(Records)
********

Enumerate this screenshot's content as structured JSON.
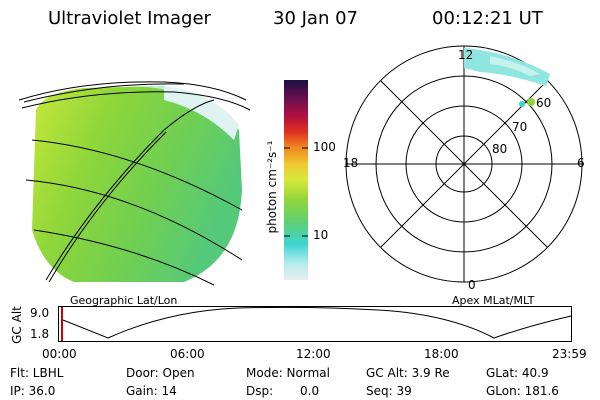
{
  "header": {
    "title": "Ultraviolet Imager",
    "date": "30 Jan 07",
    "time": "00:12:21  UT"
  },
  "colorbar": {
    "unit_label": "photon cm⁻²s⁻¹",
    "ticks": [
      "100",
      "10"
    ]
  },
  "earth_view": {
    "caption": "Geographic Lat/Lon"
  },
  "polar_view": {
    "caption": "Apex  MLat/MLT",
    "mlt_labels": {
      "top": "12",
      "left": "18",
      "right": "6",
      "bottom": "0"
    },
    "lat_labels": [
      "60",
      "70",
      "80"
    ]
  },
  "altitude_plot": {
    "ylabel": "GC Alt",
    "ytick_high": "9.0",
    "ytick_low": "1.8",
    "xticks": [
      "00:00",
      "06:00",
      "12:00",
      "18:00",
      "23:59"
    ]
  },
  "status": {
    "filter": "Flt: LBHL",
    "ip": "IP: 36.0",
    "door": "Door: Open",
    "gain": "Gain: 14",
    "mode": "Mode: Normal",
    "dsp_label": "Dsp:",
    "dsp_value": "0.0",
    "gc_alt": "GC Alt: 3.9 Re",
    "seq": "Seq: 39",
    "glat": "GLat:  40.9",
    "glon": "GLon: 181.6"
  },
  "colors": {
    "background": "#ffffff",
    "image_green": "#8fd63a",
    "image_yellow": "#d6e83a",
    "image_cyan": "#3fd4d0",
    "marker": "#d00000"
  }
}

********

**Written exercise**
Repeat the material verbatim. Do not carry over any picture.

**Worked solution**
Enumerate this screenshot's content as structured JSON.
{
  "header": {
    "title": "Ultraviolet Imager",
    "date": "30 Jan 07",
    "time": "00:12:21  UT"
  },
  "colorbar": {
    "unit_label": "photon cm⁻²s⁻¹",
    "ticks": [
      "100",
      "10"
    ]
  },
  "earth_view": {
    "caption": "Geographic Lat/Lon"
  },
  "polar_view": {
    "caption": "Apex  MLat/MLT",
    "mlt_labels": {
      "top": "12",
      "left": "18",
      "right": "6",
      "bottom": "0"
    },
    "lat_labels": [
      "60",
      "70",
      "80"
    ]
  },
  "altitude_plot": {
    "ylabel": "GC Alt",
    "ytick_high": "9.0",
    "ytick_low": "1.8",
    "xticks": [
      "00:00",
      "06:00",
      "12:00",
      "18:00",
      "23:59"
    ]
  },
  "status": {
    "filter": "Flt: LBHL",
    "ip": "IP: 36.0",
    "door": "Door: Open",
    "gain": "Gain: 14",
    "mode": "Mode: Normal",
    "dsp_label": "Dsp:",
    "dsp_value": "0.0",
    "gc_alt": "GC Alt: 3.9 Re",
    "seq": "Seq: 39",
    "glat": "GLat:  40.9",
    "glon": "GLon: 181.6"
  },
  "colors": {
    "background": "#ffffff",
    "image_green": "#8fd63a",
    "image_yellow": "#d6e83a",
    "image_cyan": "#3fd4d0",
    "marker": "#d00000"
  }
}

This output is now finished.